-- GIVEN INSTRUCTION 1 --
Translate into Spanish this sentence from the passage below on startup infrastructure in emerging markets: "Logistics are fragmented, cash is preferred, and vendors’ service quality varies."
-- GIVEN INSTRUCTION 2 --
Write what comes next in the passage below on startup infrastructure in emerging markets, picking up after its final sentence.

In tech-mature markets, cloud providers for storage, logistic providers for delivery, and digital payment gateways abound. This allows startups to remain asset-light, focus on delivering their core product, and offload the rest to specialized providers.

In many emerging markets, this “plumbing” if you will, is either absent or isn't reliable (enough). Logistics are fragmented, cash is preferred, and vendors’ service quality varies. For a startup, this slows down or hinders the delivery of their core product.

For some founders, the solution is simple. Build the infrastructure you need yourself. Organize the mess. Maybe you can even foster a moat in the process.

Here's how three companies The Realistic Optimist has covered have gone about this topic.

MAX (Nigeria)

Electric vehicles (EVs) promise lower running costs for gig workers, thanks to the replacement of petrol with theoritically cheaper electricity.

However, access to charging infrastructure remains scarce. Digital payments infrastructure also remains fragmented.

Nigerian startup MAX, which provides credit to gig workers to purchase EVs, chose to build the infrastructure itself.

Adetayo Bamiduro, CEO and cofounder of MAX, explains how they build ther own credit scoring infrastructure:

"Many of the drivers we finance lack both formal banking relationships and formal income statements we can use. We’ve had to innovate.

We have a set of questions, where we ask the drivers what they would do in multiple scenarios. The questions are designed to not feel like they have a “right or wrong” answer. We want to know what hypothetical choices they’d make in a variety of hypothetical situations, which helps us gauge credit-worthiness from a behavioral aspect.

Sample questions include: What is your typical day like? What expenses do you incur during the course of your business and how do you cope with payments? How do you overcome money challenges?

We’ve extended credit to over 50,000 drivers so far, so we’re starting to understand what traits make good or bad repayers. Our pattern matching sharpens as that number grows."

But also physical/tech infrastructure:

"We’ve had to build an IoT infrastructure to track utilization and localization of our vehicles and our batteries. We’ve had to build a digital wallet system to ensure that drivers’ repayments are digital (repayments in cash would dramatically increase operational complexity)."

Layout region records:
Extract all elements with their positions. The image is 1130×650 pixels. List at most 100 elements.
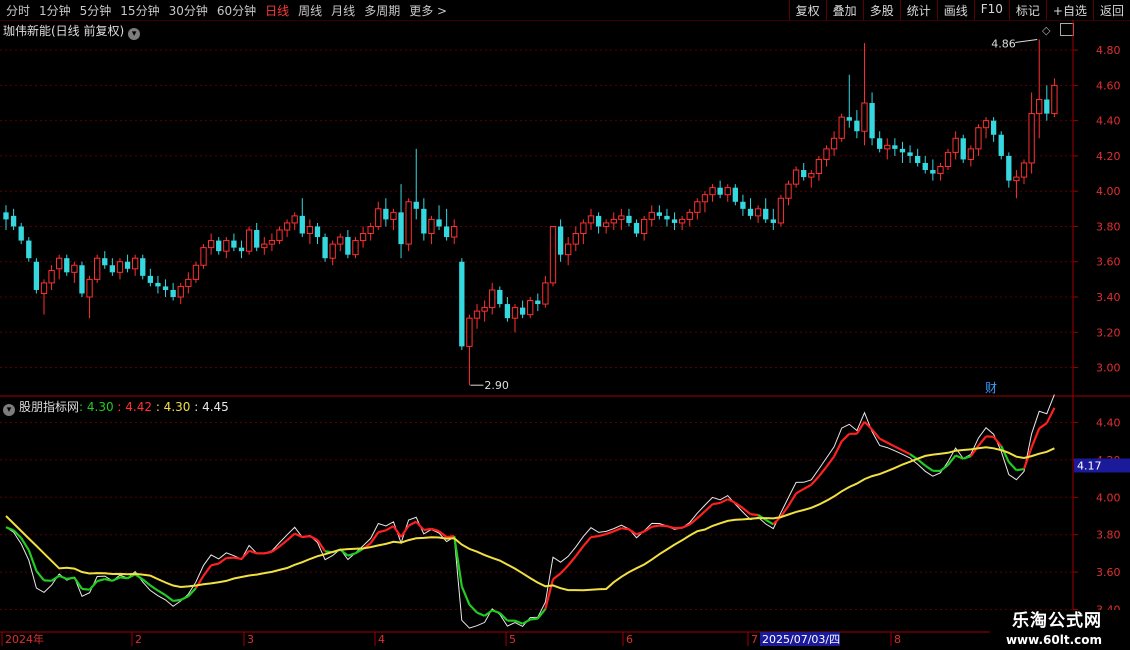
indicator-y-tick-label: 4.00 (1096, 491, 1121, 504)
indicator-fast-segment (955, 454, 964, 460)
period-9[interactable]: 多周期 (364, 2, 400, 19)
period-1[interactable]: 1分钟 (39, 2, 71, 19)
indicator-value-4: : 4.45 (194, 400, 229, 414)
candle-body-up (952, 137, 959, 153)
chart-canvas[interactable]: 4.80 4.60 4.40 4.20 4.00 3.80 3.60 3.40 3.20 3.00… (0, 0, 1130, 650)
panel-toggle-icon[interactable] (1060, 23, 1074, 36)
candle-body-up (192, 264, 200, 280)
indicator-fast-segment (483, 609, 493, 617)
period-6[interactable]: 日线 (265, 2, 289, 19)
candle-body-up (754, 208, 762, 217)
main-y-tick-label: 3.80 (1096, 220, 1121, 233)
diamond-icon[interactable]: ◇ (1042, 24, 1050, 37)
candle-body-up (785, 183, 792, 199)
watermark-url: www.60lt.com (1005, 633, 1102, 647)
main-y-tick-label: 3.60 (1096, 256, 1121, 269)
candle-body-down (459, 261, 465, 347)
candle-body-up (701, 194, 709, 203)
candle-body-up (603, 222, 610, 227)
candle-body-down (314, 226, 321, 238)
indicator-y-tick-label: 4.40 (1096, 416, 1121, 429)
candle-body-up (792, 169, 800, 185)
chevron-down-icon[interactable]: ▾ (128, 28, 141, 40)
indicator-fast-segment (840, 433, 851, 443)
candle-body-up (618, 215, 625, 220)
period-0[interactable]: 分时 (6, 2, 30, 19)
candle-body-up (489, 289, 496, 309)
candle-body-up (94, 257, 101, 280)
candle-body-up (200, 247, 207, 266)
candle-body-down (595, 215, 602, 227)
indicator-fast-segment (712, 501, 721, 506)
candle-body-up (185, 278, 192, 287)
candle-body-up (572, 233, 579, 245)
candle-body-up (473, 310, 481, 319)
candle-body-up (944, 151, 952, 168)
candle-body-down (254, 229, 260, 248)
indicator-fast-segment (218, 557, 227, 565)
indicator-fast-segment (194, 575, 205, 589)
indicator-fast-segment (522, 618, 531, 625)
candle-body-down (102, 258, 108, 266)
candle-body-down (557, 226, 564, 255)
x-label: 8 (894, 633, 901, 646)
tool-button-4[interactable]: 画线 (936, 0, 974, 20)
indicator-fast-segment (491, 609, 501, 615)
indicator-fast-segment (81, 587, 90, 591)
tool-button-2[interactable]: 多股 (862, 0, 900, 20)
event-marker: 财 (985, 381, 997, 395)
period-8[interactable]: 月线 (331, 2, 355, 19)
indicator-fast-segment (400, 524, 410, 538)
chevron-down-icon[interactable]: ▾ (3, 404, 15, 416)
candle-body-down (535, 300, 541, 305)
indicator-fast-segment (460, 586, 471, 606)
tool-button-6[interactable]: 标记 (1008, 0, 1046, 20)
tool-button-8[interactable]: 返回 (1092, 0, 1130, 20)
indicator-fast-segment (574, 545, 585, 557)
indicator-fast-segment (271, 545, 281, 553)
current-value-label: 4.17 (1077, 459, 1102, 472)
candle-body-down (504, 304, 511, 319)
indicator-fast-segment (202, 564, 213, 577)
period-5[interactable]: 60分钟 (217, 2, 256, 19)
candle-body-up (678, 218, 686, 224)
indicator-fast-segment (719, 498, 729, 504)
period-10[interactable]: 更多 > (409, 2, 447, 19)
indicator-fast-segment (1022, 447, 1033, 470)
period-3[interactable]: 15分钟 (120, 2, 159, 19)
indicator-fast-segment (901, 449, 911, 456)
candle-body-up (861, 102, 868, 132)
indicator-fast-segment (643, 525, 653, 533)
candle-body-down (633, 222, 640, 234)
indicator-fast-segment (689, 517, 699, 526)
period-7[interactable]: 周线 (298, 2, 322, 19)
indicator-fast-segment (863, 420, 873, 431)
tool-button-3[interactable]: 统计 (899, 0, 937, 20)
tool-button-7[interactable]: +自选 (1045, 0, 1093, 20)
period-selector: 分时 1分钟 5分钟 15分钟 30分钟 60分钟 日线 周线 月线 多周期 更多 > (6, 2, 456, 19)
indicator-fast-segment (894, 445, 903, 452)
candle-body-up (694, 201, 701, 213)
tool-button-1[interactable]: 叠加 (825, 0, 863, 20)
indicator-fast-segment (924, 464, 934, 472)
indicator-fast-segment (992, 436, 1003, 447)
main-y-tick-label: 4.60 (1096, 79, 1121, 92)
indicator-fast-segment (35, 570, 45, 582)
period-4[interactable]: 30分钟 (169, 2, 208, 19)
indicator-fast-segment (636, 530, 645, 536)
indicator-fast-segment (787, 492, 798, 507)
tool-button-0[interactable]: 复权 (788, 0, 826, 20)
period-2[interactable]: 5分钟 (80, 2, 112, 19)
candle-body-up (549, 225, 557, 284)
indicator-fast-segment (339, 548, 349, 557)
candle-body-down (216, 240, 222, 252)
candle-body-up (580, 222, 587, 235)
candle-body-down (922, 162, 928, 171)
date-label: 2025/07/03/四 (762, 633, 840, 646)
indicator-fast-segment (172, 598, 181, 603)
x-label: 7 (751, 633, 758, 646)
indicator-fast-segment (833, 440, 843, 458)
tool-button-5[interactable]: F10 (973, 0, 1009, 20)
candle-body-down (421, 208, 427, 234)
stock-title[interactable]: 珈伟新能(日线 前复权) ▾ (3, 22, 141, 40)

-- TASK OUTPUT 1 --
La logística está fragmentada, se prefiere el efectivo y la calidad del servicio de los proveedores varía.

-- TASK OUTPUT 2 --
And last but not least, a battery-swapping network, which is becoming a revenue center:

"One of the new, promising verticals we’re expanding into is MAX Energy, which is battery swapping infrastructure. Users pay a subscription for access to the network as well as a price per battery they use.

Today, this infrastructure is mostly used by individual drivers but I project that companies with EV fleets will soon make up a much larger part of the customer base. I think MAX Energy will make up around 30% of the company’s revenue in the near future. "

Adetayo understands the counter-intiutive nature of this. However, he believes doing so is necessary in a context where being "asset-light" can sometimes be a pipe dream:

"Many startups understandably optimize to reduce complexity. But in emerging markets, so much of the infrastructure your company needs might not exist, so you have to build it yourself.

That adds complexity and costs, evidently. It’s a good muscle to exercise nonetheless, because the upside is potentially enormous. The investment we’re making laying out Nigeria’s battery-swapping infrastructure will pay off in the long-run. "

Excerpt from MAX: fueling EVs in Nigeria originally published in the Realistic Optimist.

RO Insights

MAX’s moat is a meticulously crafted, localized, credit-supporting infrastructure.

Restraining itself to the provision of credit alone would mean MAX competes with new entrants in the space. By laying out infrastructure these new entrants may need, it positions itself higher on the pyramid.

Whether the reader views this as such or as a damaging distraction from MAX's core product is subjective.

Niko (Mexico)

Electricity demand in Mexico is rising and fueling the switch to solar energy. For households (and businesses), the “switch” to solar remains cluttered with friction.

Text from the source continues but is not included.